_Data excerpts_:

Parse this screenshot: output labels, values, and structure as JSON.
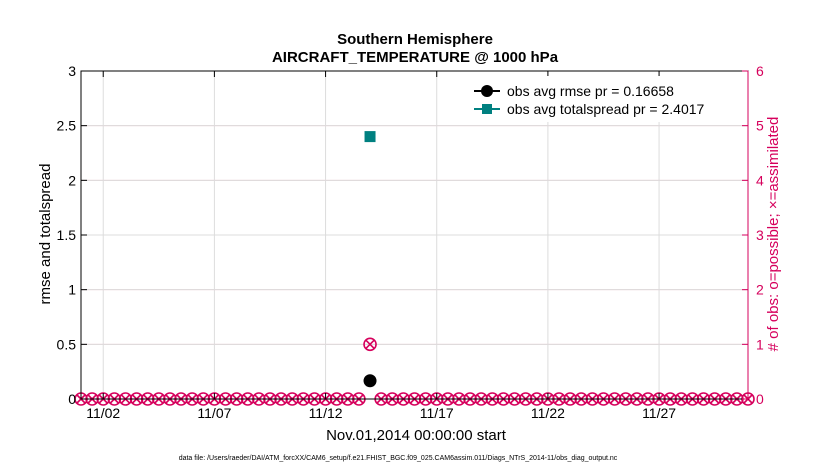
{
  "chart_data": {
    "type": "scatter",
    "title": "Southern Hemisphere",
    "subtitle": "AIRCRAFT_TEMPERATURE @ 1000 hPa",
    "xlabel": "Nov.01,2014 00:00:00 start",
    "ylabel": "rmse and totalspread",
    "y2label": "# of obs: o=possible; ×=assimilated",
    "footnote": "data file: /Users/raeder/DAI/ATM_forcXX/CAM6_setup/f.e21.FHIST_BGC.f09_025.CAM6assim.011/Diags_NTrS_2014-11/obs_diag_output.nc",
    "xlim": [
      0.5,
      30.5
    ],
    "ylim": [
      0,
      3
    ],
    "y2lim": [
      0,
      6
    ],
    "x_ticks": [
      1.5,
      6.5,
      11.5,
      16.5,
      21.5,
      26.5
    ],
    "x_tick_labels": [
      "11/02",
      "11/07",
      "11/12",
      "11/17",
      "11/22",
      "11/27"
    ],
    "y_ticks": [
      0,
      0.5,
      1,
      1.5,
      2,
      2.5,
      3
    ],
    "y_tick_labels": [
      "0",
      "0.5",
      "1",
      "1.5",
      "2",
      "2.5",
      "3"
    ],
    "y2_ticks": [
      0,
      1,
      2,
      3,
      4,
      5,
      6
    ],
    "y2_tick_labels": [
      "0",
      "1",
      "2",
      "3",
      "4",
      "5",
      "6"
    ],
    "grid": true,
    "legend_position": "top-right",
    "colors": {
      "rmse": "#000000",
      "spread": "#008080",
      "obs": "#d6005c",
      "grid": "#dcdcdc",
      "axis": "#000000"
    },
    "series": [
      {
        "name": "obs avg rmse pr = 0.16658",
        "axis": "left",
        "marker": "circle",
        "points": [
          [
            13.5,
            0.167
          ]
        ]
      },
      {
        "name": "obs avg totalspread pr = 2.4017",
        "axis": "left",
        "marker": "square",
        "points": [
          [
            13.5,
            2.4
          ]
        ]
      }
    ],
    "obs_counts": {
      "axis": "right",
      "marker": "circle-x",
      "x": [
        0.5,
        1,
        1.5,
        2,
        2.5,
        3,
        3.5,
        4,
        4.5,
        5,
        5.5,
        6,
        6.5,
        7,
        7.5,
        8,
        8.5,
        9,
        9.5,
        10,
        10.5,
        11,
        11.5,
        12,
        12.5,
        13,
        13.5,
        14,
        14.5,
        15,
        15.5,
        16,
        16.5,
        17,
        17.5,
        18,
        18.5,
        19,
        19.5,
        20,
        20.5,
        21,
        21.5,
        22,
        22.5,
        23,
        23.5,
        24,
        24.5,
        25,
        25.5,
        26,
        26.5,
        27,
        27.5,
        28,
        28.5,
        29,
        29.5,
        30,
        30.5
      ],
      "possible": [
        0,
        0,
        0,
        0,
        0,
        0,
        0,
        0,
        0,
        0,
        0,
        0,
        0,
        0,
        0,
        0,
        0,
        0,
        0,
        0,
        0,
        0,
        0,
        0,
        0,
        0,
        1,
        0,
        0,
        0,
        0,
        0,
        0,
        0,
        0,
        0,
        0,
        0,
        0,
        0,
        0,
        0,
        0,
        0,
        0,
        0,
        0,
        0,
        0,
        0,
        0,
        0,
        0,
        0,
        0,
        0,
        0,
        0,
        0,
        0,
        0
      ],
      "assimilated": [
        0,
        0,
        0,
        0,
        0,
        0,
        0,
        0,
        0,
        0,
        0,
        0,
        0,
        0,
        0,
        0,
        0,
        0,
        0,
        0,
        0,
        0,
        0,
        0,
        0,
        0,
        1,
        0,
        0,
        0,
        0,
        0,
        0,
        0,
        0,
        0,
        0,
        0,
        0,
        0,
        0,
        0,
        0,
        0,
        0,
        0,
        0,
        0,
        0,
        0,
        0,
        0,
        0,
        0,
        0,
        0,
        0,
        0,
        0,
        0,
        0
      ]
    }
  }
}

_Work instructions_:
Return each line exactly as written. Any picture gets left out.

_Solution below_:
Parse this screenshot: output labels, values, and structure as JSON.
{
  "chart_data": {
    "type": "scatter",
    "title": "Southern Hemisphere",
    "subtitle": "AIRCRAFT_TEMPERATURE @ 1000 hPa",
    "xlabel": "Nov.01,2014 00:00:00 start",
    "ylabel": "rmse and totalspread",
    "y2label": "# of obs: o=possible; ×=assimilated",
    "footnote": "data file: /Users/raeder/DAI/ATM_forcXX/CAM6_setup/f.e21.FHIST_BGC.f09_025.CAM6assim.011/Diags_NTrS_2014-11/obs_diag_output.nc",
    "xlim": [
      0.5,
      30.5
    ],
    "ylim": [
      0,
      3
    ],
    "y2lim": [
      0,
      6
    ],
    "x_ticks": [
      1.5,
      6.5,
      11.5,
      16.5,
      21.5,
      26.5
    ],
    "x_tick_labels": [
      "11/02",
      "11/07",
      "11/12",
      "11/17",
      "11/22",
      "11/27"
    ],
    "y_ticks": [
      0,
      0.5,
      1,
      1.5,
      2,
      2.5,
      3
    ],
    "y_tick_labels": [
      "0",
      "0.5",
      "1",
      "1.5",
      "2",
      "2.5",
      "3"
    ],
    "y2_ticks": [
      0,
      1,
      2,
      3,
      4,
      5,
      6
    ],
    "y2_tick_labels": [
      "0",
      "1",
      "2",
      "3",
      "4",
      "5",
      "6"
    ],
    "grid": true,
    "legend_position": "top-right",
    "colors": {
      "rmse": "#000000",
      "spread": "#008080",
      "obs": "#d6005c",
      "grid": "#dcdcdc",
      "axis": "#000000"
    },
    "series": [
      {
        "name": "obs avg rmse pr = 0.16658",
        "axis": "left",
        "marker": "circle",
        "points": [
          [
            13.5,
            0.167
          ]
        ]
      },
      {
        "name": "obs avg totalspread pr = 2.4017",
        "axis": "left",
        "marker": "square",
        "points": [
          [
            13.5,
            2.4
          ]
        ]
      }
    ],
    "obs_counts": {
      "axis": "right",
      "marker": "circle-x",
      "x": [
        0.5,
        1,
        1.5,
        2,
        2.5,
        3,
        3.5,
        4,
        4.5,
        5,
        5.5,
        6,
        6.5,
        7,
        7.5,
        8,
        8.5,
        9,
        9.5,
        10,
        10.5,
        11,
        11.5,
        12,
        12.5,
        13,
        13.5,
        14,
        14.5,
        15,
        15.5,
        16,
        16.5,
        17,
        17.5,
        18,
        18.5,
        19,
        19.5,
        20,
        20.5,
        21,
        21.5,
        22,
        22.5,
        23,
        23.5,
        24,
        24.5,
        25,
        25.5,
        26,
        26.5,
        27,
        27.5,
        28,
        28.5,
        29,
        29.5,
        30,
        30.5
      ],
      "possible": [
        0,
        0,
        0,
        0,
        0,
        0,
        0,
        0,
        0,
        0,
        0,
        0,
        0,
        0,
        0,
        0,
        0,
        0,
        0,
        0,
        0,
        0,
        0,
        0,
        0,
        0,
        1,
        0,
        0,
        0,
        0,
        0,
        0,
        0,
        0,
        0,
        0,
        0,
        0,
        0,
        0,
        0,
        0,
        0,
        0,
        0,
        0,
        0,
        0,
        0,
        0,
        0,
        0,
        0,
        0,
        0,
        0,
        0,
        0,
        0,
        0
      ],
      "assimilated": [
        0,
        0,
        0,
        0,
        0,
        0,
        0,
        0,
        0,
        0,
        0,
        0,
        0,
        0,
        0,
        0,
        0,
        0,
        0,
        0,
        0,
        0,
        0,
        0,
        0,
        0,
        1,
        0,
        0,
        0,
        0,
        0,
        0,
        0,
        0,
        0,
        0,
        0,
        0,
        0,
        0,
        0,
        0,
        0,
        0,
        0,
        0,
        0,
        0,
        0,
        0,
        0,
        0,
        0,
        0,
        0,
        0,
        0,
        0,
        0,
        0
      ]
    }
  }
}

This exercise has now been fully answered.